## REQUIREMENT:
Pick out the lines below that include the string "καρότο".

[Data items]
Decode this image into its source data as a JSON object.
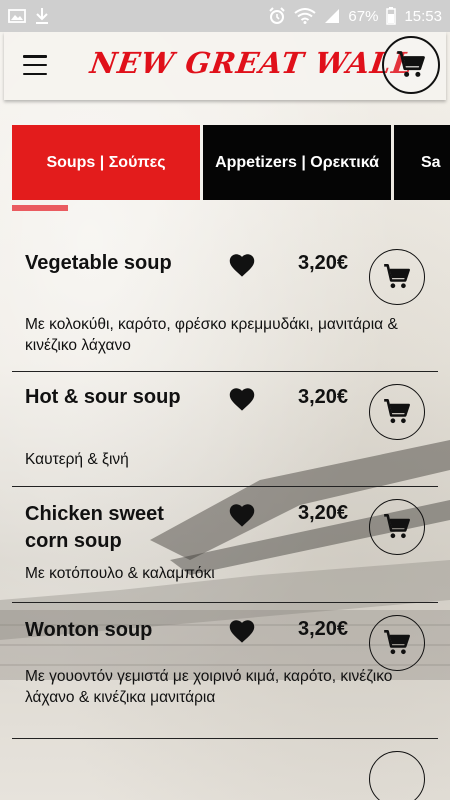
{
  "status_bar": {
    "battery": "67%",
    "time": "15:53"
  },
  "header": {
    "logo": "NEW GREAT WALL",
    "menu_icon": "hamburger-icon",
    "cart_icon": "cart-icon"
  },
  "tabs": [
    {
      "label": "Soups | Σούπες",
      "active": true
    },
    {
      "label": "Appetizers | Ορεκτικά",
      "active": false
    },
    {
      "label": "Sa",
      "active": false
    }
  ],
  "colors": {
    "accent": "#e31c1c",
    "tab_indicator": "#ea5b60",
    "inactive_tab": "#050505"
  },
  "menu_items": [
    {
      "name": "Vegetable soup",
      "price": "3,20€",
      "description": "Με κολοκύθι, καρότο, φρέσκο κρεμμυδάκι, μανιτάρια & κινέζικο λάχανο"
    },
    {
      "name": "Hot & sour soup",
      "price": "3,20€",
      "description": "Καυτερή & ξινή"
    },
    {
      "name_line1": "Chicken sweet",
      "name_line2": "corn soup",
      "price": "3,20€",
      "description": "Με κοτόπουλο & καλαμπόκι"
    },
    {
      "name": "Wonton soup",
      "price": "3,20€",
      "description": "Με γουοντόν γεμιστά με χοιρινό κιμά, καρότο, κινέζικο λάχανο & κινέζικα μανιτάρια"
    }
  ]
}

## THE REPLY:
      "description": "Με κολοκύθι, καρότο, φρέσκο κρεμμυδάκι, μανιτάρια & κινέζικο λάχανο"
      "description": "Με γουοντόν γεμιστά με χοιρινό κιμά, καρότο, κινέζικο λάχανο & κινέζικα μανιτάρια"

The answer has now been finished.